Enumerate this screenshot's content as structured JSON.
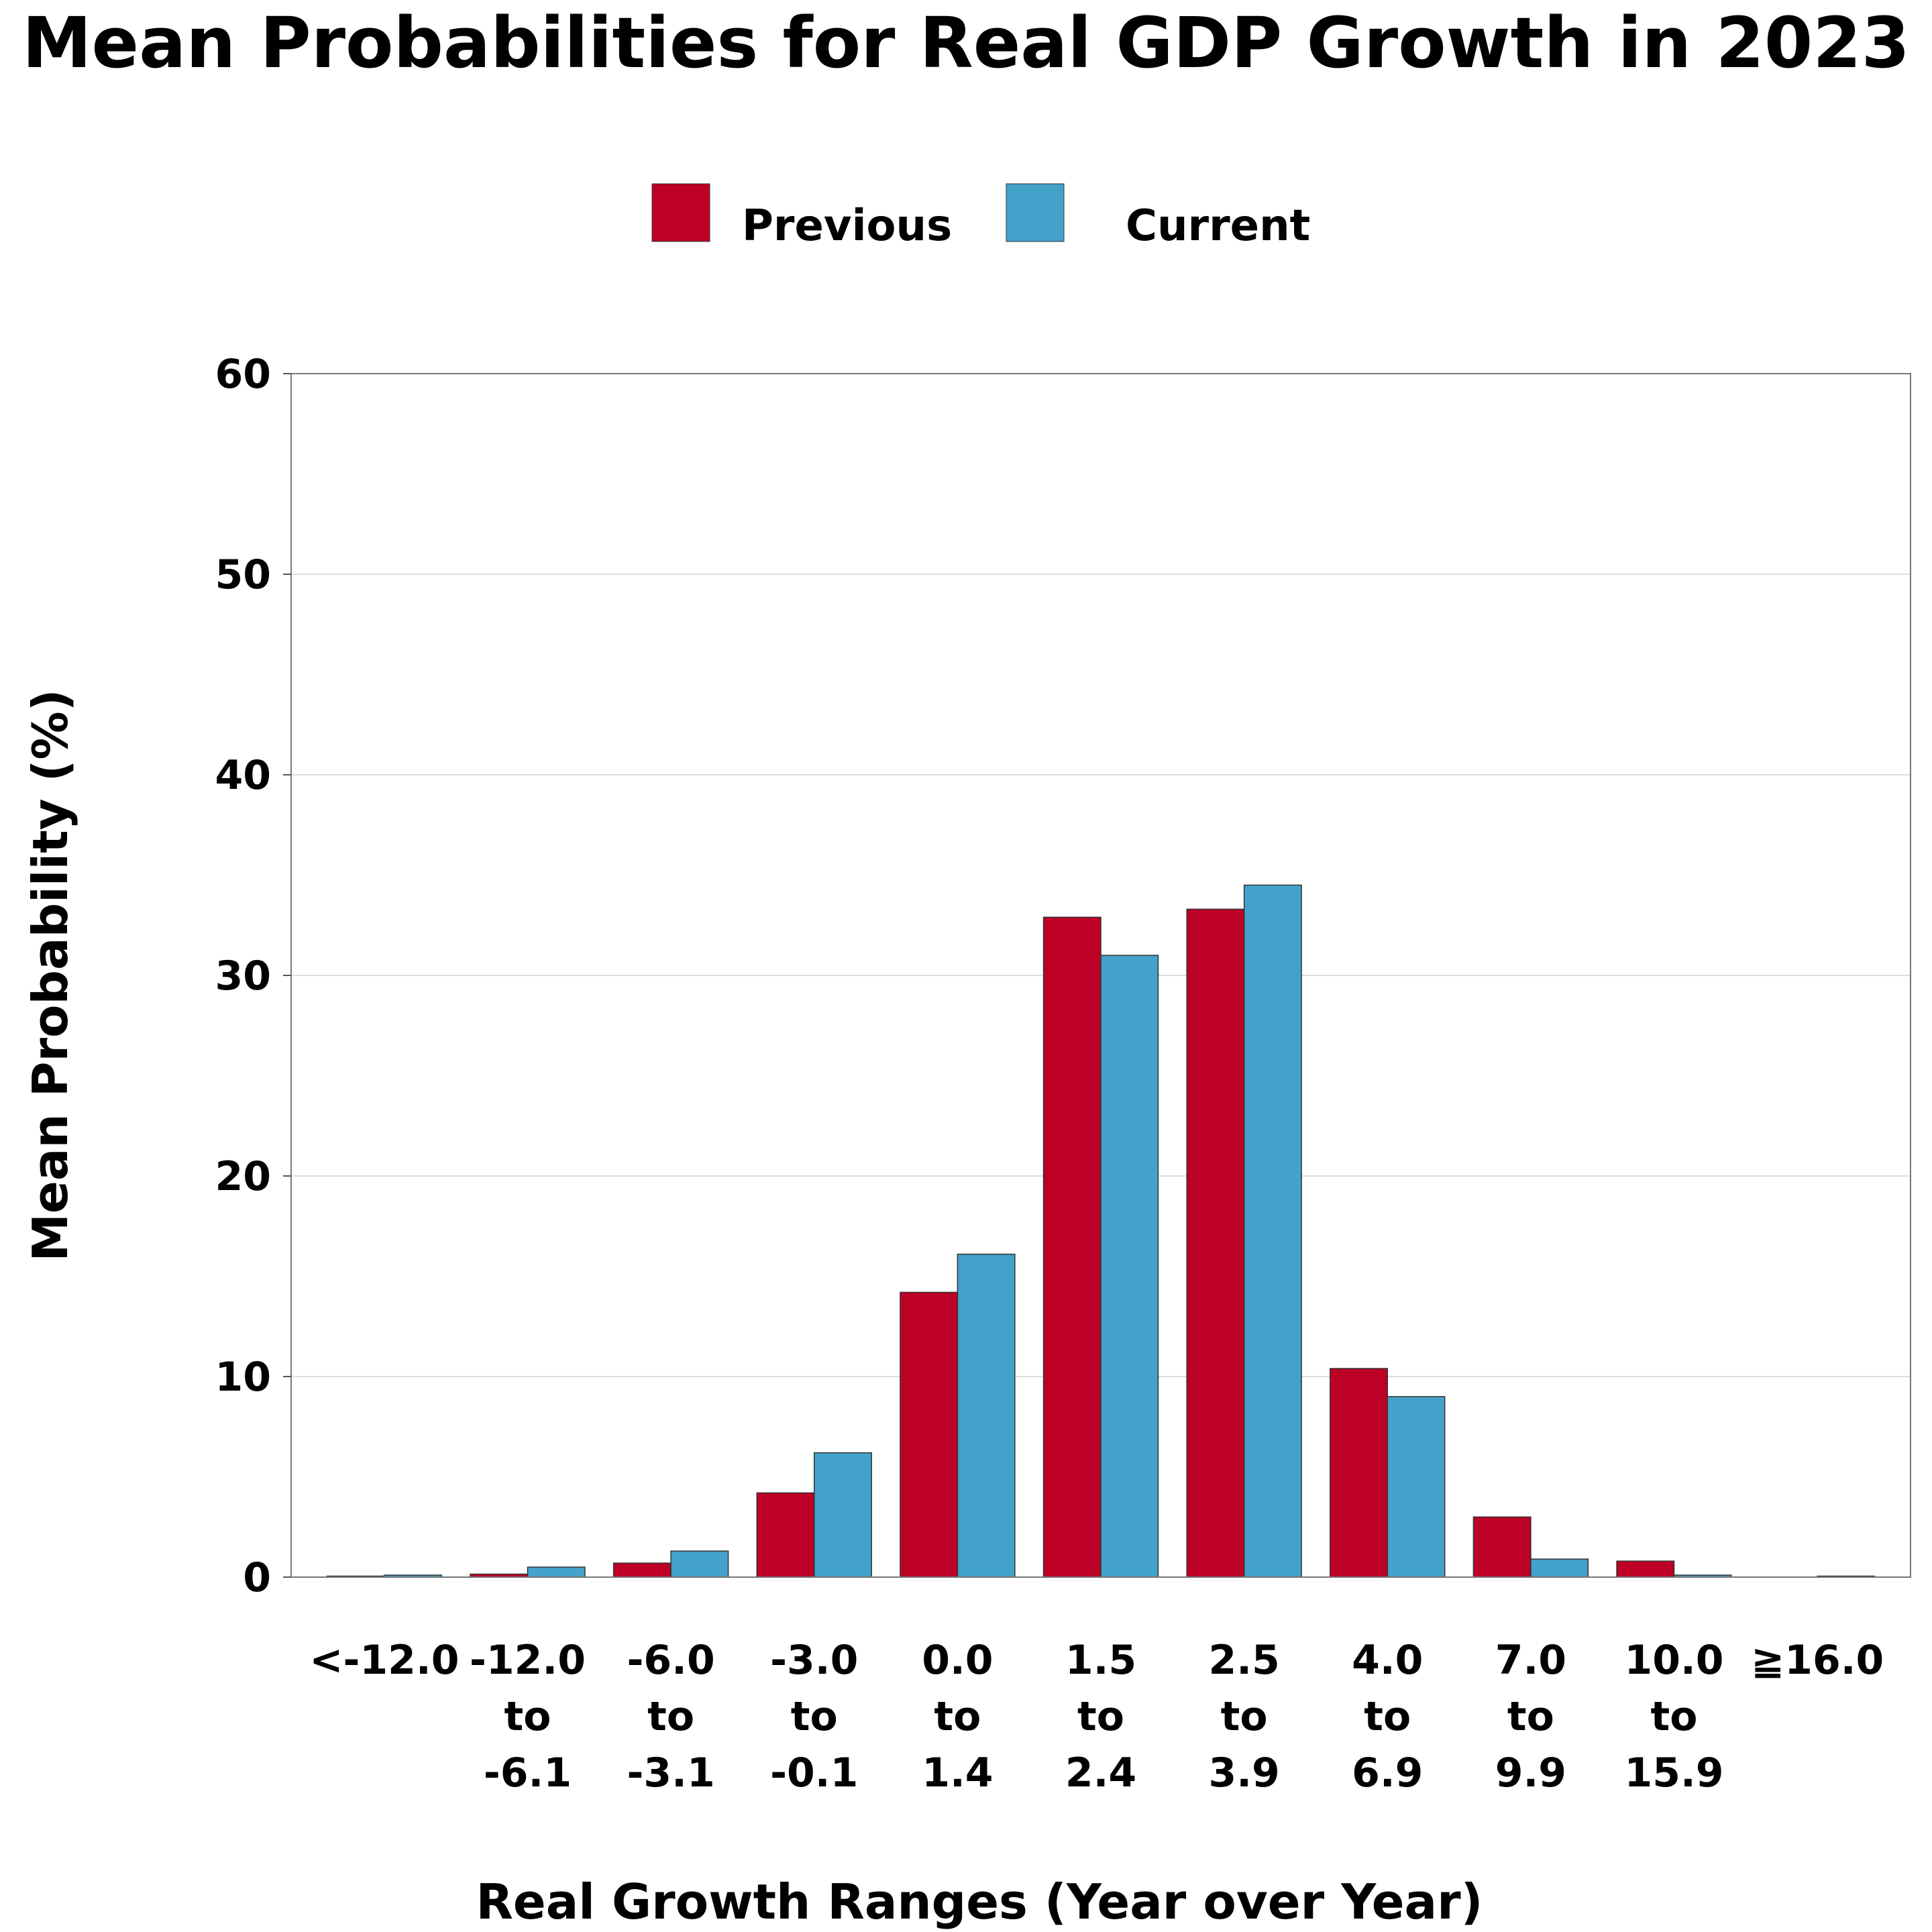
{
  "chart_data": {
    "type": "bar",
    "title": "Mean Probabilities for Real GDP Growth in 2023",
    "xlabel": "Real Growth Ranges (Year over Year)",
    "ylabel": "Mean Probability (%)",
    "ylim": [
      0,
      60
    ],
    "yticks": [
      0,
      10,
      20,
      30,
      40,
      50,
      60
    ],
    "grid": "horizontal",
    "legend_position": "top",
    "categories": [
      "<-12.0",
      "-12.0 to -6.1",
      "-6.0 to -3.1",
      "-3.0 to -0.1",
      "0.0 to 1.4",
      "1.5 to 2.4",
      "2.5 to 3.9",
      "4.0 to 6.9",
      "7.0 to 9.9",
      "10.0 to 15.9",
      "≧16.0"
    ],
    "category_lines": [
      [
        "<-12.0"
      ],
      [
        "-12.0",
        "to",
        "-6.1"
      ],
      [
        "-6.0",
        "to",
        "-3.1"
      ],
      [
        "-3.0",
        "to",
        "-0.1"
      ],
      [
        "0.0",
        "to",
        "1.4"
      ],
      [
        "1.5",
        "to",
        "2.4"
      ],
      [
        "2.5",
        "to",
        "3.9"
      ],
      [
        "4.0",
        "to",
        "6.9"
      ],
      [
        "7.0",
        "to",
        "9.9"
      ],
      [
        "10.0",
        "to",
        "15.9"
      ],
      [
        "≧16.0"
      ]
    ],
    "series": [
      {
        "name": "Previous",
        "color": "#BD0026",
        "values": [
          0.05,
          0.15,
          0.7,
          4.2,
          14.2,
          32.9,
          33.3,
          10.4,
          3.0,
          0.8,
          0.0
        ]
      },
      {
        "name": "Current",
        "color": "#43A2CA",
        "values": [
          0.1,
          0.5,
          1.3,
          6.2,
          16.1,
          31.0,
          34.5,
          9.0,
          0.9,
          0.1,
          0.05
        ]
      }
    ]
  }
}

Problem to solve: Copy every record character for character. Skip the pictures.

Final result:
Enumerate this screenshot's content as structured JSON.
{
  "chart_data": {
    "type": "bar",
    "title": "Mean Probabilities for Real GDP Growth in 2023",
    "xlabel": "Real Growth Ranges (Year over Year)",
    "ylabel": "Mean Probability (%)",
    "ylim": [
      0,
      60
    ],
    "yticks": [
      0,
      10,
      20,
      30,
      40,
      50,
      60
    ],
    "grid": "horizontal",
    "legend_position": "top",
    "categories": [
      "<-12.0",
      "-12.0 to -6.1",
      "-6.0 to -3.1",
      "-3.0 to -0.1",
      "0.0 to 1.4",
      "1.5 to 2.4",
      "2.5 to 3.9",
      "4.0 to 6.9",
      "7.0 to 9.9",
      "10.0 to 15.9",
      "≧16.0"
    ],
    "category_lines": [
      [
        "<-12.0"
      ],
      [
        "-12.0",
        "to",
        "-6.1"
      ],
      [
        "-6.0",
        "to",
        "-3.1"
      ],
      [
        "-3.0",
        "to",
        "-0.1"
      ],
      [
        "0.0",
        "to",
        "1.4"
      ],
      [
        "1.5",
        "to",
        "2.4"
      ],
      [
        "2.5",
        "to",
        "3.9"
      ],
      [
        "4.0",
        "to",
        "6.9"
      ],
      [
        "7.0",
        "to",
        "9.9"
      ],
      [
        "10.0",
        "to",
        "15.9"
      ],
      [
        "≧16.0"
      ]
    ],
    "series": [
      {
        "name": "Previous",
        "color": "#BD0026",
        "values": [
          0.05,
          0.15,
          0.7,
          4.2,
          14.2,
          32.9,
          33.3,
          10.4,
          3.0,
          0.8,
          0.0
        ]
      },
      {
        "name": "Current",
        "color": "#43A2CA",
        "values": [
          0.1,
          0.5,
          1.3,
          6.2,
          16.1,
          31.0,
          34.5,
          9.0,
          0.9,
          0.1,
          0.05
        ]
      }
    ]
  }
}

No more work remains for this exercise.